Question

Let a focal chord of the parabola ${{y}^{2}}=16x$ cuts it at points $\left( f,g \right)$ and $\left( h,k \right)$. Then $f.h$ is:
A. -8
B. -16
C. 16
D. None of these

Answer 1

We here need to find $f.h$ , i.e. the product of the x-coordinates of the extremities of the focal chord of the given parabola. For this, we will first write the given coordinates in the parametric form and, i.e. $\left( a{{t}_{1}}^{2},2a{{t}_{1}} \right)$ and $\left( a{{t}_{2}}^{2},2a{{t}_{2}} \right)$ and hence write the product in the parametric form. Then we will use the property of ${{t}_{1}}{{t}_{2}}=-1$ where ${{t}_{1}}$ and ${{t}_{2}}$ are the parameters for the extremities of the focal chord. We will then put this value in the required product and hence we will get our result.

Complete step-by-step solution
Now, we have been given the two points the focal chord of the parabola ${{y}^{2}}=16x$ passes through. A focal chord of a parabola is the chord, which passes through its focus.

The parabola ${{y}^{2}}=16x$ is in the form of ${{y}^{2}}=4ax$ where the focus is $\left( a,0 \right)$ . thus, we can write the given parabola as:
$\begin{aligned} & {{y}^{2}}=16x \\\ & \Rightarrow {{y}^{2}}=4.4x \\\ \end{aligned}$
Thus, for the given parabola, $a=4$
Now, any point on a parabola ${{y}^{2}}=4ax$ is given by $\left( a{{t}^{2}},2at \right)$ where ‘t’ is a parameter.
As mentioned above, here $a=4$
Thus, we can take the given points $\left( f,g \right)$ and $\left( h,k \right)$ as $\left( 4{{t}_{1}}^{2},8{{t}_{1}} \right)$ and $\left( 4{{t}_{2}}^{2},8{{t}_{2}} \right)$ respectively where $'{{t}_{1}}'$ and $'{{t}_{2}}'$ are two different parameters.

[Records from a dataset]
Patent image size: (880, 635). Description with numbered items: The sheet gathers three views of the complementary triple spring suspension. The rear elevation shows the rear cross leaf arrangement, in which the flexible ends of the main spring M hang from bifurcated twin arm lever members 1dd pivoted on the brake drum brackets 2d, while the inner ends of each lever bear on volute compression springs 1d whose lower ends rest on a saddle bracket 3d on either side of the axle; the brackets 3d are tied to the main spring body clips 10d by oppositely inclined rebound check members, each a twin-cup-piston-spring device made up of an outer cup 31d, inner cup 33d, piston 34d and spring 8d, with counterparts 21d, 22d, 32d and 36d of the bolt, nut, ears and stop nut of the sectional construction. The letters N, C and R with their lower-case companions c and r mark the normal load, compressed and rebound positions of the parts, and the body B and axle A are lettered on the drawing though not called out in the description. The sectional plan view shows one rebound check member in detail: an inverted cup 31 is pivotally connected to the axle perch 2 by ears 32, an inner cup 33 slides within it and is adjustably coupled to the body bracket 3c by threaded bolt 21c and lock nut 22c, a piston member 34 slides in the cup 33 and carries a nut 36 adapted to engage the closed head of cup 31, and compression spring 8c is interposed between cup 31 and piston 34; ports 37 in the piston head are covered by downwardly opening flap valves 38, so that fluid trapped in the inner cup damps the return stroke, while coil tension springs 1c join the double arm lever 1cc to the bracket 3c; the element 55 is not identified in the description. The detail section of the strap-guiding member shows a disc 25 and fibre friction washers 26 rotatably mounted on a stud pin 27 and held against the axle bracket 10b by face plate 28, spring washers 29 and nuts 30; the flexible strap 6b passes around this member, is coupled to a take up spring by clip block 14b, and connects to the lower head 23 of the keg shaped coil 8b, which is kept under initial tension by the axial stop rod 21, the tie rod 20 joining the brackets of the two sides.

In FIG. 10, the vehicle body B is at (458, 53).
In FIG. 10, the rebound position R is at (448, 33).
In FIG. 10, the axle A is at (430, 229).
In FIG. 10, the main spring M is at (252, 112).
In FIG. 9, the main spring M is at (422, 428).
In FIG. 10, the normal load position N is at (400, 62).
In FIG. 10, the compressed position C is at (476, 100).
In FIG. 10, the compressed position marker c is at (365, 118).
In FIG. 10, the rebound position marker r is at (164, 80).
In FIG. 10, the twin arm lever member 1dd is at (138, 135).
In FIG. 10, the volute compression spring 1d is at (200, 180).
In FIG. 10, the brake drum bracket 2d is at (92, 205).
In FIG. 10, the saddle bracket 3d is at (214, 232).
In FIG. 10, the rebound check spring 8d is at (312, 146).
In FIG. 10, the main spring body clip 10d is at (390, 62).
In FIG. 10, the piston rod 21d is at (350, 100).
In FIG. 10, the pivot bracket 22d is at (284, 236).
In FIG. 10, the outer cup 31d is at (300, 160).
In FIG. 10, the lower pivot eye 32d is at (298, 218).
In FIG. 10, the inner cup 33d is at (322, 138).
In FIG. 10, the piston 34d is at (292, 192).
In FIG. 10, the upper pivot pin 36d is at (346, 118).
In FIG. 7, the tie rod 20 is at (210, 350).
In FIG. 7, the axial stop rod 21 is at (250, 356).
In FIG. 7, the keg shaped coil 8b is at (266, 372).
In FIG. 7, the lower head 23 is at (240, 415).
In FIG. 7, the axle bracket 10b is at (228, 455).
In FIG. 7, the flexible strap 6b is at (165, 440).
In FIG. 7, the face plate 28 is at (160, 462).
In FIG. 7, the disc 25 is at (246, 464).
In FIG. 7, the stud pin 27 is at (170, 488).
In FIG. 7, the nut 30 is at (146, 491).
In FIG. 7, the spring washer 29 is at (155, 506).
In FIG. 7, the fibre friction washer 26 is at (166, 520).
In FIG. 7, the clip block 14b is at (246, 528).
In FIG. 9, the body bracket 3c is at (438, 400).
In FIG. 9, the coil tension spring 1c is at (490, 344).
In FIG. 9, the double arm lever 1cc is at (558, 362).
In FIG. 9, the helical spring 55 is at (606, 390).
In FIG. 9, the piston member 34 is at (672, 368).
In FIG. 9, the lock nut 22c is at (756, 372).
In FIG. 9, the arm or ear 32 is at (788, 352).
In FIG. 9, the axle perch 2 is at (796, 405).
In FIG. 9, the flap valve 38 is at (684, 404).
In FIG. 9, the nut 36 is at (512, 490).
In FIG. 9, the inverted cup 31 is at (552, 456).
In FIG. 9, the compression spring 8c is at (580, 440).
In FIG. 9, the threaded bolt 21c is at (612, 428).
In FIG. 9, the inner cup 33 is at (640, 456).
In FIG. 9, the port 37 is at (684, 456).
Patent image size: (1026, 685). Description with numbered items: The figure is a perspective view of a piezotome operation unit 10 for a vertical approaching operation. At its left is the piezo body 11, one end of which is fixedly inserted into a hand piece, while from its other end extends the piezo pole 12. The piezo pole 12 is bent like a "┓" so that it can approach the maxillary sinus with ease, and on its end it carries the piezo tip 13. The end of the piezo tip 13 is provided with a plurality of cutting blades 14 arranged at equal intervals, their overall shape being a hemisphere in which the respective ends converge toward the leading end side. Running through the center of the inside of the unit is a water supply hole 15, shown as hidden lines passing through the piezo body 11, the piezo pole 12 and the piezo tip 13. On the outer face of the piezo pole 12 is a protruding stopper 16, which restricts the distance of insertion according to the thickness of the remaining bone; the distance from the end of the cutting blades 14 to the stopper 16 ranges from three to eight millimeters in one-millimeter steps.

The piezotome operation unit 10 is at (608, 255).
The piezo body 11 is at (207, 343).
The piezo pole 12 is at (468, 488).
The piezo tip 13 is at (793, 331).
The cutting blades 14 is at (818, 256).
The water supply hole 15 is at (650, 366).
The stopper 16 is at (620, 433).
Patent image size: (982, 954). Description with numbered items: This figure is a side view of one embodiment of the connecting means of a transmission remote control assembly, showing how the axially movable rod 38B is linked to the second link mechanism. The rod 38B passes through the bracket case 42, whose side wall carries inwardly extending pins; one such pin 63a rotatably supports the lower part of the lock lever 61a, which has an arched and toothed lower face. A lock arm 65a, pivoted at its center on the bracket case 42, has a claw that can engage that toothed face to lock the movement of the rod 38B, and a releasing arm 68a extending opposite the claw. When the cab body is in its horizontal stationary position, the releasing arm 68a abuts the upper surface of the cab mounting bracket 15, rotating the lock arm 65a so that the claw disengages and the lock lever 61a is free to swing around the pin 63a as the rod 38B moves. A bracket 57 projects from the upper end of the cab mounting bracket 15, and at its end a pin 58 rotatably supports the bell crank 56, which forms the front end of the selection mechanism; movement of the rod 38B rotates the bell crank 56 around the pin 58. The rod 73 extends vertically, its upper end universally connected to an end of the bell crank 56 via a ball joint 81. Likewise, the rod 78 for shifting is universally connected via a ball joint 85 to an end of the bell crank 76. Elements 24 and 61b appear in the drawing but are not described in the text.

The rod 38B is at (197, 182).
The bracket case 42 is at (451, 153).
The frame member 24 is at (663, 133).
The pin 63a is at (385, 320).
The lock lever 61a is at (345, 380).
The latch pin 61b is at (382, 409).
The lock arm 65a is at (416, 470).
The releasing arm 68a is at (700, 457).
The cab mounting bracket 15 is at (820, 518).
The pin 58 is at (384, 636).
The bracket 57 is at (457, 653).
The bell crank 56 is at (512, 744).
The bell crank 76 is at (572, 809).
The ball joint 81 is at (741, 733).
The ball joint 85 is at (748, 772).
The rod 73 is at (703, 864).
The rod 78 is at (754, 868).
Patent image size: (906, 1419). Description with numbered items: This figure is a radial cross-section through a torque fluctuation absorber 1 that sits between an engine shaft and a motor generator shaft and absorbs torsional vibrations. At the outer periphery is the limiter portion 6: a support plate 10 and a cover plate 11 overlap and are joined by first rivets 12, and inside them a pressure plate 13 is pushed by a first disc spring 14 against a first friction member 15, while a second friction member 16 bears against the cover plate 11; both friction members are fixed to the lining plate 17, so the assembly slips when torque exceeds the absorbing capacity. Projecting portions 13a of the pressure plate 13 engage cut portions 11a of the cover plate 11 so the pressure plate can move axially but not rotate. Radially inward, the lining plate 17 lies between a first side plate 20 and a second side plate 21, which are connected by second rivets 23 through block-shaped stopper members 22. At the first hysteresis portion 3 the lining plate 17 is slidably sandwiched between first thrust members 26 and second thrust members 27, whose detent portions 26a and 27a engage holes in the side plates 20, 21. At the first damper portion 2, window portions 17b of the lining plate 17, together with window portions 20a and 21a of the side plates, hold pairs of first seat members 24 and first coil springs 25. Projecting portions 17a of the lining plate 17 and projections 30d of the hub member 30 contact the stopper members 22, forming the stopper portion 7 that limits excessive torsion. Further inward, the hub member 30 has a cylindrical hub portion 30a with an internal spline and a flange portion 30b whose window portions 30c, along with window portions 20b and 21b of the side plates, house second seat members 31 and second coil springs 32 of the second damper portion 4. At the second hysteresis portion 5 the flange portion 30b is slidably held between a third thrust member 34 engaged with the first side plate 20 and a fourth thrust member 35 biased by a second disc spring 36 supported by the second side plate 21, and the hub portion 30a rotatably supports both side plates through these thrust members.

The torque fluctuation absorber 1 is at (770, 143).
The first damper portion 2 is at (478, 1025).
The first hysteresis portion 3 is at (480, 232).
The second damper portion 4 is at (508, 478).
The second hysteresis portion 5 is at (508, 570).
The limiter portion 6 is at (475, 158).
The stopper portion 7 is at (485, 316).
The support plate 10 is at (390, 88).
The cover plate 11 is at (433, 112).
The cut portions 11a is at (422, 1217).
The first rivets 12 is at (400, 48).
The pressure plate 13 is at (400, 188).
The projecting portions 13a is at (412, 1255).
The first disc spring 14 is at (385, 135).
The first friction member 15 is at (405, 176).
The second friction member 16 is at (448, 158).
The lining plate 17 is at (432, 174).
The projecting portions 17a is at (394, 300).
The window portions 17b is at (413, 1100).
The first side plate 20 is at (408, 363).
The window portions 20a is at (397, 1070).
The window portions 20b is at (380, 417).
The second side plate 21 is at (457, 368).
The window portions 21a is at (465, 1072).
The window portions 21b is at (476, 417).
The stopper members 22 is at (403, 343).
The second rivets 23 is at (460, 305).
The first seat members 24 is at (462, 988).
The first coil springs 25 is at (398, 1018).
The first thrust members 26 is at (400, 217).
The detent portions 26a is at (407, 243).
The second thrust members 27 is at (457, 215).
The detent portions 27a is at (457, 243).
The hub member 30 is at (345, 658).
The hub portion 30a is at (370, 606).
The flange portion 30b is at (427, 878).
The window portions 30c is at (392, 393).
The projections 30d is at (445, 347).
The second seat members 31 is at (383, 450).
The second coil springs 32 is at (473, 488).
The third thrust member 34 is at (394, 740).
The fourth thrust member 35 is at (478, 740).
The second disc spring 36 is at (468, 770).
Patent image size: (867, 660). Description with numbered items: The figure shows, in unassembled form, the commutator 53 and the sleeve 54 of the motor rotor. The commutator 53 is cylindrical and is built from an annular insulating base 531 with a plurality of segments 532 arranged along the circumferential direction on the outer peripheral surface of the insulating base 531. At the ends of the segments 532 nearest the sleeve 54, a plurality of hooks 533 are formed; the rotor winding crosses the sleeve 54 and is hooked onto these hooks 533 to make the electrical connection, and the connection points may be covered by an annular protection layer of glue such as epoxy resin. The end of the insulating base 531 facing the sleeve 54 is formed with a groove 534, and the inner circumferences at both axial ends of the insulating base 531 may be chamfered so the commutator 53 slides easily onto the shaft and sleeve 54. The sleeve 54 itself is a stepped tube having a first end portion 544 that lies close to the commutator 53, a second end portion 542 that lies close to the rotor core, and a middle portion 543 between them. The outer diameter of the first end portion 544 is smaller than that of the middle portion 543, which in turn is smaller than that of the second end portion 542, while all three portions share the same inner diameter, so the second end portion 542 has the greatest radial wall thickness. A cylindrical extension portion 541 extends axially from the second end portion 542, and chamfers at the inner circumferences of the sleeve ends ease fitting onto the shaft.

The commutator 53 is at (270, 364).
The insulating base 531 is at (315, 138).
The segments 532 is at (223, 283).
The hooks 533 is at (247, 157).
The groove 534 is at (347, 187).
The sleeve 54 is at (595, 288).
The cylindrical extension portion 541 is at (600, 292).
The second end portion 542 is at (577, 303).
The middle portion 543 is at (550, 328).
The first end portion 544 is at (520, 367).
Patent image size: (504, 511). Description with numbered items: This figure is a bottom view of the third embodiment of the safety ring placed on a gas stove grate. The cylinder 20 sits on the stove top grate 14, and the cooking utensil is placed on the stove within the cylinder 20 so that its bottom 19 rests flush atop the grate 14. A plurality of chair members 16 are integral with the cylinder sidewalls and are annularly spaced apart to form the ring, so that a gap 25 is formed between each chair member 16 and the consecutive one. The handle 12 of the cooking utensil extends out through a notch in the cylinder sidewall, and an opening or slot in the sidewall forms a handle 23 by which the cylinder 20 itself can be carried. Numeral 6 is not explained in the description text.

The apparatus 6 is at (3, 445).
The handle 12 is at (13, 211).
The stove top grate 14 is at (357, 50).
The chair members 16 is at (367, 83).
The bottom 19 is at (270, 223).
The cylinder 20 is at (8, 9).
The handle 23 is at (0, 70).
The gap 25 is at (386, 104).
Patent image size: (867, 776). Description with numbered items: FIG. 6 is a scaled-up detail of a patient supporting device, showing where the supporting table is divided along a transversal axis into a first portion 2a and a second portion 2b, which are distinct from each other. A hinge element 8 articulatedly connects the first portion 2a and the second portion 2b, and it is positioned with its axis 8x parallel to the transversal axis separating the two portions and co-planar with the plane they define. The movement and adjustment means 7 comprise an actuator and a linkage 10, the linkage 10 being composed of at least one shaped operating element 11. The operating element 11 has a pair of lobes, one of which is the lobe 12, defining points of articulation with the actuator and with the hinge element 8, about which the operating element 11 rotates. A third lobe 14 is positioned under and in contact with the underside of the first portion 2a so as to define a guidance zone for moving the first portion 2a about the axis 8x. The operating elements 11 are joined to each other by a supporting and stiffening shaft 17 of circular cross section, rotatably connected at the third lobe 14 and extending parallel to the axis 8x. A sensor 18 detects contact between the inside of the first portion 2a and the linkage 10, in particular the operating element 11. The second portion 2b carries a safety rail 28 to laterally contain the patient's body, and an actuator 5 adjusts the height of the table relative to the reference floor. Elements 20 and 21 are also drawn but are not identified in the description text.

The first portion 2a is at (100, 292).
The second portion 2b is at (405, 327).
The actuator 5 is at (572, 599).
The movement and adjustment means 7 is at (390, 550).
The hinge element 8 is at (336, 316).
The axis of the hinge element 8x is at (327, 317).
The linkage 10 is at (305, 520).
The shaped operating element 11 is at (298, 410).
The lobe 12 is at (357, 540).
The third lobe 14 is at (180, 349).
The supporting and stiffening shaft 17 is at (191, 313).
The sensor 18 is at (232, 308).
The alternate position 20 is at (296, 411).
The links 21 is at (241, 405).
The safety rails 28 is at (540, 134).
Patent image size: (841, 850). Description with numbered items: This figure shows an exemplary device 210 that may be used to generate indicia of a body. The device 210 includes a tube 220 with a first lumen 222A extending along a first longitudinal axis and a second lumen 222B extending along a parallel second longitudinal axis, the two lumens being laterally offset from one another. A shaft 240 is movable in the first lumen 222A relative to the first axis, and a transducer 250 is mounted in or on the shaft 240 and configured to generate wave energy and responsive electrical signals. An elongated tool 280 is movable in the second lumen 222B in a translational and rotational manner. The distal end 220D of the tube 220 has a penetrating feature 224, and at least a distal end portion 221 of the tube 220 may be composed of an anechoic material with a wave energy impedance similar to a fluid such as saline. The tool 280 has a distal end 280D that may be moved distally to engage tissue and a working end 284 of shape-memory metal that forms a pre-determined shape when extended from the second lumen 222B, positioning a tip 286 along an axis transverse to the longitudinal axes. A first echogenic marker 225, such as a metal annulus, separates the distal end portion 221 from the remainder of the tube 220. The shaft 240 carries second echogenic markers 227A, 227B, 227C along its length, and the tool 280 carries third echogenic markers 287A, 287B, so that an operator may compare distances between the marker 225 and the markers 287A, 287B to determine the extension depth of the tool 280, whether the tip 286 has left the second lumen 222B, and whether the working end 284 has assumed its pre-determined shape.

**JOB 1:** How does the parabola solution define a focal chord of a parabola?
**JOB 2:** Reproduce the part of the parabola solution between "Complete step-by-step solution" and "is a parameter.", inclusive.

**COMPLETE OUTPUT 1:** A focal chord is the chord that passes through the parabola's focus.

**COMPLETE OUTPUT 2:**
Complete step-by-step solution
Now, we have been given the two points the focal chord of the parabola ${{y}^{2}}=16x$ passes through. A focal chord of a parabola is the chord, which passes through its focus.

The parabola ${{y}^{2}}=16x$ is in the form of ${{y}^{2}}=4ax$ where the focus is $\left( a,0 \right)$ . thus, we can write the given parabola as:
$\begin{aligned} & {{y}^{2}}=16x \\\ & \Rightarrow {{y}^{2}}=4.4x \\\ \end{aligned}$
Thus, for the given parabola, $a=4$
Now, any point on a parabola ${{y}^{2}}=4ax$ is given by $\left( a{{t}^{2}},2at \right)$ where ‘t’ is a parameter.